→ **Provided passage**:
>> start

Mr Speaker: I thought you were teasing us!

Dr Tan See Leng: Singapore imports our energy needs and cannot be fully insulated from developments in the global energy market.

Most consumers in Singapore have been cushioned somewhat so far. Ninety-nine percent of household consumers are on standard price plans with retailers or the regulated tariff rate and about 96% of businesses are on fixed price or discount-off-tariff plans. These have risen by far less than the price of gas or wholesale electricity.

However, the sustained high fuel prices will eventually feed into our electricity bills to reflect the cost of electricity production.

Many Members of this House have asked what the Government will be doing to help affected households and businesses. The Government will provide focused and targeted assistance to eligible groups of consumers. Eligible households will continue to receive U-Save rebates to support them with their utility expenses. MTI will also work with MOF to monitor the situation and study whether further assistance is required for affected households and businesses.

At the same time, we are also conducting programmes to raise awareness of electricity conservation and facilitate efforts by households and businesses to reduce their utility bills. For example, SP Services has been progressively replacing households’ analogue electricity meters with advanced electricity meters which allow them to track their energy consumption through the SP Utilities mobile app. This will help households better understand their electricity usage patterns and encourage them to be more energy efficient.

NEA has also launched other energy saving initiatives such as the Climate Friendly Households Programme to encourage households to switch to more resource-efficient appliances. Eligible households are given vouchers to offset the costs of these appliances. We urge all consumers to use energy prudently and adopt energy conservation as a way of life.

In conclusion, Mr Speaker, Sir, our energy market has served us well for the last 20 years. Amongst major cities, our electricity supply is one of the most reliable and price competitive. Our market is now being tested by an unprecedented storm in the global energy market. While most consumers will not see an immediate increase in electricity prices, they may see an increase next year with increasing energy prices globally. Our commitment to this House is this: we will secure our energy supply. We will help vulnerable consumers weather the storm. And we will continue to make our energy sector even better.

Thank you and I look forward to your continued support.

Mr Speaker: Mr Liang Eng Hwa.

Mr Liang Eng Hwa (Bukit Panjang): Thank you, Mr Speaker. First of all, I want to thank the Minister for his reassuring reply on how we are going to deal with the ongoing energy crunch and volatility. My question is going to be on the electricity retailers.

In the light of the current disruptions, as the Minister said, some retailers are ill-prepared for this current volatility, would the Government still recommend consumers to switch to the retail price plan? That is my first question.

>> end

→ **What this exercise asks**:
(1) Answer these questions using the parliamentary exchange on electricity prices:
(a) What share of household consumers are on standard price plans with retailers or the regulated tariff rate?
(b) Through which mobile app can households with advanced electricity meters track their energy consumption?
(c) What is the name of the NEA programme that encourages households to switch to more resource-efficient appliances?
(2) Write the next part of the parliamentary exchange on electricity prices, picking up right after its final sentence.
The records were taken from a different source than the parliamentary exchange on electricity prices.

→ **Spatial annotation records**:
>> start

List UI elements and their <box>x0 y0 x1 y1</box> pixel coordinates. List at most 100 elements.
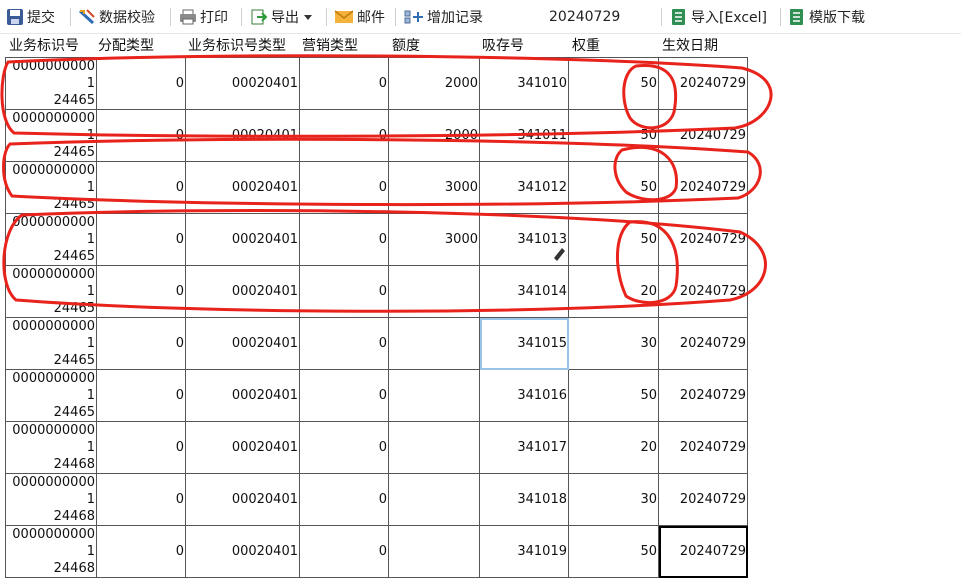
amount-cell[interactable]: 3000 <box>388 213 480 266</box>
effective-date-cell[interactable]: 20240729 <box>658 161 748 214</box>
column-header[interactable]: 生效日期 <box>662 36 718 56</box>
effective-date-cell[interactable]: 20240729 <box>658 473 748 526</box>
deposit-no-cell[interactable]: 341019 <box>479 525 569 578</box>
mkt-type-cell[interactable]: 0 <box>299 57 389 110</box>
amount-cell[interactable] <box>388 317 480 370</box>
id-type-cell[interactable]: 00020401 <box>185 369 300 422</box>
deposit-no-cell[interactable]: 341013 <box>479 213 569 266</box>
amount-cell[interactable]: 2000 <box>388 57 480 110</box>
alloc-type-cell[interactable]: 0 <box>96 473 186 526</box>
amount-cell[interactable] <box>388 421 480 474</box>
business-id-cell[interactable]: 00000000001 24468 <box>5 421 97 474</box>
weight-cell[interactable]: 50 <box>568 369 659 422</box>
column-header[interactable]: 吸存号 <box>482 36 524 56</box>
chevron-down-icon[interactable] <box>304 14 312 20</box>
effective-date-cell[interactable]: 20240729 <box>658 213 748 266</box>
alloc-type-cell[interactable]: 0 <box>96 57 186 110</box>
weight-cell[interactable]: 30 <box>568 317 659 370</box>
mkt-type-cell[interactable]: 0 <box>299 525 389 578</box>
effective-date-cell[interactable]: 20240729 <box>658 369 748 422</box>
weight-cell[interactable]: 20 <box>568 265 659 318</box>
mkt-type-cell[interactable]: 0 <box>299 265 389 318</box>
deposit-no-cell[interactable]: 341016 <box>479 369 569 422</box>
validate-button[interactable]: 数据校验 <box>78 6 155 28</box>
weight-cell[interactable]: 50 <box>568 213 659 266</box>
alloc-type-cell[interactable]: 0 <box>96 369 186 422</box>
id-type-cell[interactable]: 00020401 <box>185 265 300 318</box>
effective-date-cell[interactable]: 20240729 <box>658 109 748 162</box>
effective-date-cell[interactable]: 20240729 <box>658 421 748 474</box>
business-id-cell[interactable]: 00000000001 24465 <box>5 161 97 214</box>
weight-cell[interactable]: 30 <box>568 473 659 526</box>
column-header[interactable]: 额度 <box>392 36 420 56</box>
business-id-cell[interactable]: 00000000001 24465 <box>5 213 97 266</box>
column-header[interactable]: 分配类型 <box>98 36 154 56</box>
add-record-button[interactable]: 增加记录 <box>404 6 483 28</box>
mail-button[interactable]: 邮件 <box>334 6 385 28</box>
deposit-no-cell[interactable]: 341010 <box>479 57 569 110</box>
id-type-cell[interactable]: 00020401 <box>185 213 300 266</box>
business-id-line1: 00000000001 <box>12 59 95 91</box>
submit-button[interactable]: 提交 <box>6 6 55 28</box>
id-type-cell[interactable]: 00020401 <box>185 57 300 110</box>
id-type-cell[interactable]: 00020401 <box>185 525 300 578</box>
id-type-cell[interactable]: 00020401 <box>185 473 300 526</box>
weight-cell[interactable]: 20 <box>568 421 659 474</box>
business-id-cell[interactable]: 00000000001 24465 <box>5 109 97 162</box>
effective-date-cell[interactable]: 20240729 <box>658 317 748 370</box>
id-type-cell[interactable]: 00020401 <box>185 161 300 214</box>
weight-cell[interactable]: 50 <box>568 109 659 162</box>
effective-date-cell[interactable]: 20240729 <box>658 265 748 318</box>
weight-cell[interactable]: 50 <box>568 161 659 214</box>
amount-cell[interactable] <box>388 265 480 318</box>
business-id-cell[interactable]: 00000000001 24468 <box>5 525 97 578</box>
effective-date-cell[interactable]: 20240729 <box>658 57 748 110</box>
business-id-cell[interactable]: 00000000001 24468 <box>5 473 97 526</box>
business-id-cell[interactable]: 00000000001 24465 <box>5 57 97 110</box>
alloc-type-cell[interactable]: 0 <box>96 525 186 578</box>
deposit-no-cell[interactable]: 341018 <box>479 473 569 526</box>
mkt-type-cell[interactable]: 0 <box>299 161 389 214</box>
template-download-button[interactable]: 模版下载 <box>788 6 865 28</box>
amount-cell[interactable] <box>388 525 480 578</box>
mkt-type-cell[interactable]: 0 <box>299 473 389 526</box>
mkt-type-cell[interactable]: 0 <box>299 317 389 370</box>
column-header[interactable]: 业务标识号类型 <box>188 36 286 56</box>
mkt-type-cell[interactable]: 0 <box>299 213 389 266</box>
mkt-type-cell[interactable]: 0 <box>299 421 389 474</box>
column-header[interactable]: 权重 <box>572 36 600 56</box>
weight-cell[interactable]: 50 <box>568 57 659 110</box>
mkt-type-cell[interactable]: 0 <box>299 109 389 162</box>
alloc-type-cell[interactable]: 0 <box>96 109 186 162</box>
deposit-no-cell[interactable]: 341012 <box>479 161 569 214</box>
weight-cell[interactable]: 50 <box>568 525 659 578</box>
alloc-type-cell[interactable]: 0 <box>96 265 186 318</box>
business-id-cell[interactable]: 00000000001 24465 <box>5 369 97 422</box>
print-button[interactable]: 打印 <box>179 6 228 28</box>
import-excel-button[interactable]: 导入[Excel] <box>670 6 767 28</box>
id-type-cell[interactable]: 00020401 <box>185 317 300 370</box>
deposit-no-cell[interactable]: 341014 <box>479 265 569 318</box>
amount-cell[interactable]: 3000 <box>388 161 480 214</box>
alloc-type-cell[interactable]: 0 <box>96 421 186 474</box>
deposit-no-cell[interactable]: 341017 <box>479 421 569 474</box>
mkt-type-cell[interactable]: 0 <box>299 369 389 422</box>
amount-cell[interactable] <box>388 473 480 526</box>
business-id-cell[interactable]: 00000000001 24465 <box>5 265 97 318</box>
column-header[interactable]: 营销类型 <box>302 36 358 56</box>
alloc-type-cell[interactable]: 0 <box>96 213 186 266</box>
deposit-no-cell[interactable]: 341011 <box>479 109 569 162</box>
alloc-type-cell[interactable]: 0 <box>96 161 186 214</box>
effective-date-cell[interactable]: 20240729 <box>658 525 748 578</box>
alloc-type-cell[interactable]: 0 <box>96 317 186 370</box>
export-button[interactable]: 导出 <box>250 6 312 28</box>
id-type-cell[interactable]: 00020401 <box>185 109 300 162</box>
amount-cell[interactable] <box>388 369 480 422</box>
business-id-line2: 24465 <box>53 93 95 108</box>
amount-cell[interactable]: 2000 <box>388 109 480 162</box>
date-field[interactable]: 20240729 <box>549 6 620 28</box>
column-header[interactable]: 业务标识号 <box>9 36 79 56</box>
id-type-cell[interactable]: 00020401 <box>185 421 300 474</box>
deposit-no-cell[interactable]: 341015 <box>479 317 569 370</box>
business-id-cell[interactable]: 00000000001 24465 <box>5 317 97 370</box>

>> end

→ **Responses for each task**:
(1)
(a) Ninety-nine percent.
(b) The SP Utilities mobile app.
(c) The Climate Friendly Households Programme.

(2)
The second question is, while the OEM has indeed brought significant savings to households in the last few years – having discounts over the regulated rates and so on – does the Government see the need to review this, review the regime, given the situation that we are facing now, perhaps to have fewer, but stronger and more regulated retailers? Or just having one, Singapore Power, but offering different price plans so that they can benefit from the scale efficiency.

Dr Tan See Leng: I thank Member Mr Liang Eng Hwa for his question. The OEM provides choices to consumers, notwithstanding the recent volatility, electricity retailers continue to offer competitively-priced retail price plans to interested consumers. Affected consumers who have switched back to the regulated tariffs, actually still have the option of choosing from other retailers that are able to suit their needs. And we encourage all consumers to study carefully, deliberate over which electricity price plan would best suit their needs.

On the viability on the OEM, in my main reply, I think it still remains but we will need to continue to explore ways and means to strengthen the foundations. My Ministry will study how we can further strengthen the safeguards for the OEM, so as to better protect our consumers' interests.

Mr Speaker: Ms Poh Li San. If I can request Members to keep their questions short and no more than two supplementary questions, please.

Ms Poh Li San (Sembawang): Thank you, Speaker. I thank Dr Tan for his comprehensive reply. I have one question: if the supply crunch continues to worsen over the next few months, in the longer term, then, what is MTI's strategy to reduce the national consumption, the demand, especially from industries, the sectorial angle.

Dr Tan See Leng: I thank Ms Poh for her question. I think we have been constantly engaging the industry. Earlier and through the past year, I have mentioned that underlying the four switches of what we have been preparing for, underlying it is energy conservation. We also want to encourage industry to consider using energy in a more efficient manner, because obviously there are peak demands and there are off-peak demands. And we hope that the industry will work closely with all of us in making sure that we can space out the peak demand versus the trough.

What is important is that as we look at securing our supply – I think it was announced in the 19 October press release by EMA – in terms of the supply, we have sufficient supply. In terms of how we procure the gas prices, we are also looking at means of exploring other longer-term measures: importing low-carbon electricity, importing from the regional grid are some of these strategies. We are also exploring, as a much longer-term strategy, to reduce our reliance on importation and that would be to look at our solar power generation capacity.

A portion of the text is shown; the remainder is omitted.